> Written request
Count how many lines have the word "xlabel" in them. Reply with that number by itself.

> Data entries
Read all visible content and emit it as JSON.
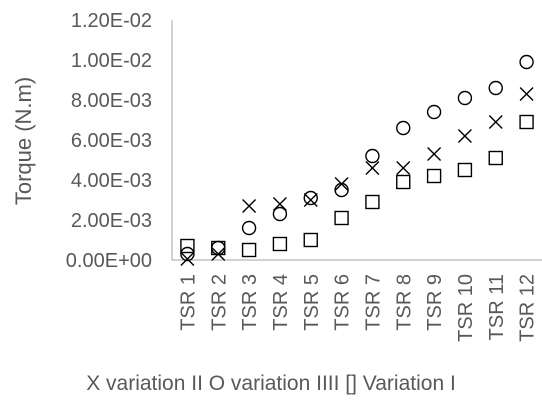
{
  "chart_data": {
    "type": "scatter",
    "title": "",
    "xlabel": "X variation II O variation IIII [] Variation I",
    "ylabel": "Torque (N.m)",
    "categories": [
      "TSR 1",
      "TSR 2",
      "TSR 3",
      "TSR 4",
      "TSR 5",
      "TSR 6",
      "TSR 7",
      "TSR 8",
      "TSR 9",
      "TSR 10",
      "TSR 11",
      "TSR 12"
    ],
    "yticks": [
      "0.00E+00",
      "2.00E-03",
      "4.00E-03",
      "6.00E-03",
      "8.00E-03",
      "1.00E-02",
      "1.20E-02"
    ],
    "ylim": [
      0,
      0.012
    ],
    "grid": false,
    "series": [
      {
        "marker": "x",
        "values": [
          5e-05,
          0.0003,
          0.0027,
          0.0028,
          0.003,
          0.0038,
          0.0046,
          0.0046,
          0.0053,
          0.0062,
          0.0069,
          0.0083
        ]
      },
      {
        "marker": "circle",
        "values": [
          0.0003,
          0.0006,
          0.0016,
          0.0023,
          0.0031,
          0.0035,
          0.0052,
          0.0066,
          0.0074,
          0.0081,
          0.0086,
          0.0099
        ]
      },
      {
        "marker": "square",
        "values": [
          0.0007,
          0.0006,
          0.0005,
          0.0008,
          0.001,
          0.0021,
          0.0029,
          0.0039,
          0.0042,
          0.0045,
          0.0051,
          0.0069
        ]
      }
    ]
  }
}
* * *
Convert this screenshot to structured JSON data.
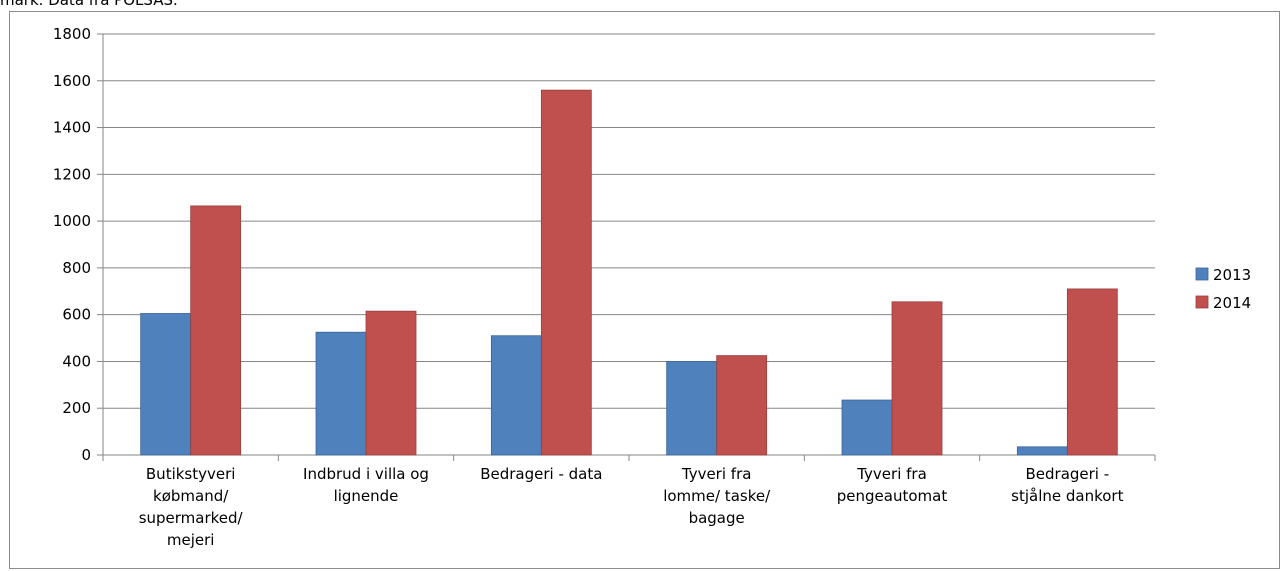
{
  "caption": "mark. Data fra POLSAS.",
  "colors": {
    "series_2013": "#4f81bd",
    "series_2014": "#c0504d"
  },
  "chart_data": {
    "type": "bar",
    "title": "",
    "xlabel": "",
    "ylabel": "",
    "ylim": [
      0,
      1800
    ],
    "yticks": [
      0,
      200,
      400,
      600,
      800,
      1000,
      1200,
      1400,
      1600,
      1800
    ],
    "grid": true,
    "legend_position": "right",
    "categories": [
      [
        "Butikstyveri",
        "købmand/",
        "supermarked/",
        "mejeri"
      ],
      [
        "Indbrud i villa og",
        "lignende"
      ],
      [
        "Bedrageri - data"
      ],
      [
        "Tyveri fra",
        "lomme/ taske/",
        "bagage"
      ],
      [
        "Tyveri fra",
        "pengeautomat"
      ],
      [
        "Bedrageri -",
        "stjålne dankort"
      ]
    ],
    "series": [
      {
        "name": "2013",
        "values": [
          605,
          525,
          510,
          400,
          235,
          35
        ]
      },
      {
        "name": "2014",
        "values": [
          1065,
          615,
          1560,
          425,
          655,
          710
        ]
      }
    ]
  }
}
--
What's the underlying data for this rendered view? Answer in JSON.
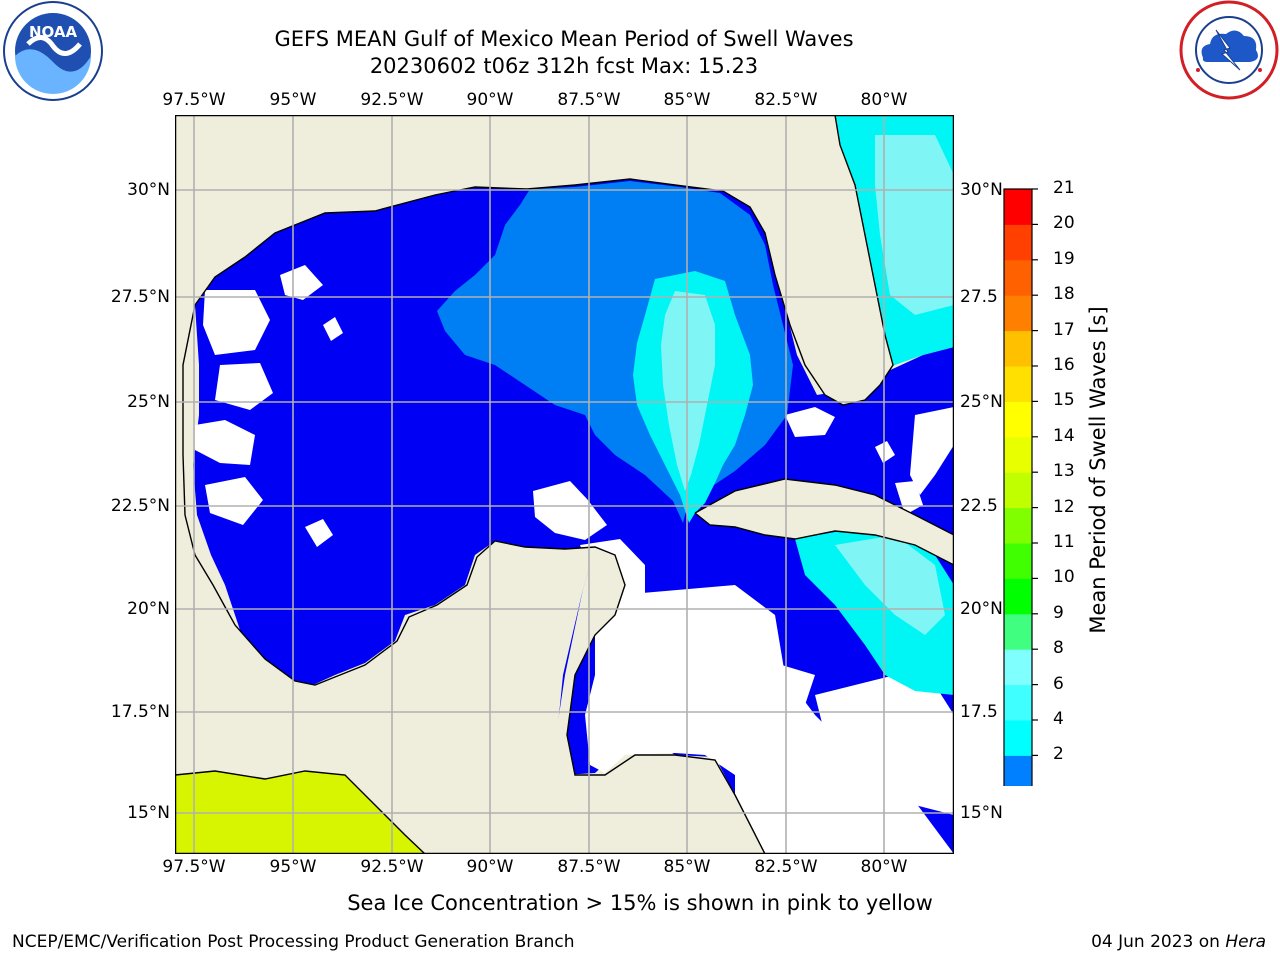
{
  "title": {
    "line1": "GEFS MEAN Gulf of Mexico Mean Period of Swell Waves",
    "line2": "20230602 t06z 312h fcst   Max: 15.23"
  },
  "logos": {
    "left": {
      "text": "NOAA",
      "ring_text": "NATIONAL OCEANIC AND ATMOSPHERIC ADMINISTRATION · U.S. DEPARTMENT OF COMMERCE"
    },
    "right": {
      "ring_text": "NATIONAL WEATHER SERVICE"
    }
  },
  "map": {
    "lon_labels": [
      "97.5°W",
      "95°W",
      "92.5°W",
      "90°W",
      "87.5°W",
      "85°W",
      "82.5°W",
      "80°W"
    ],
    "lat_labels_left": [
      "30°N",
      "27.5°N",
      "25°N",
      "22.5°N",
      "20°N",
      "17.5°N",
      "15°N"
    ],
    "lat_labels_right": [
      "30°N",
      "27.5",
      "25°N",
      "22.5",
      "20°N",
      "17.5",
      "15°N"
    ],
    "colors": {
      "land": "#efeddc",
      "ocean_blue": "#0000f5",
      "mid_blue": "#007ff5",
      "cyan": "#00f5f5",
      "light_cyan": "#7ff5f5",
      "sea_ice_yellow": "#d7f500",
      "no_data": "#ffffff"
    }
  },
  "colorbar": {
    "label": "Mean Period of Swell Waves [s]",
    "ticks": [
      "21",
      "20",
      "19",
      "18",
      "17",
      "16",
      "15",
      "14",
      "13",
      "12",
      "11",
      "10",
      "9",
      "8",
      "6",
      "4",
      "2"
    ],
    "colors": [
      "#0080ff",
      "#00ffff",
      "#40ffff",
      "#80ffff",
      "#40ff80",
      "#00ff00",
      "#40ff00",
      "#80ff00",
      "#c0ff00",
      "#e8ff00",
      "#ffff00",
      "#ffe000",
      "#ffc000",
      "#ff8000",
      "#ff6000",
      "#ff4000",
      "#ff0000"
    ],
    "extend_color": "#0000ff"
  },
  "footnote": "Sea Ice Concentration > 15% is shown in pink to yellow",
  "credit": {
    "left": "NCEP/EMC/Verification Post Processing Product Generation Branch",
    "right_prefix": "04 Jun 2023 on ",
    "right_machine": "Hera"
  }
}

> Answer below
2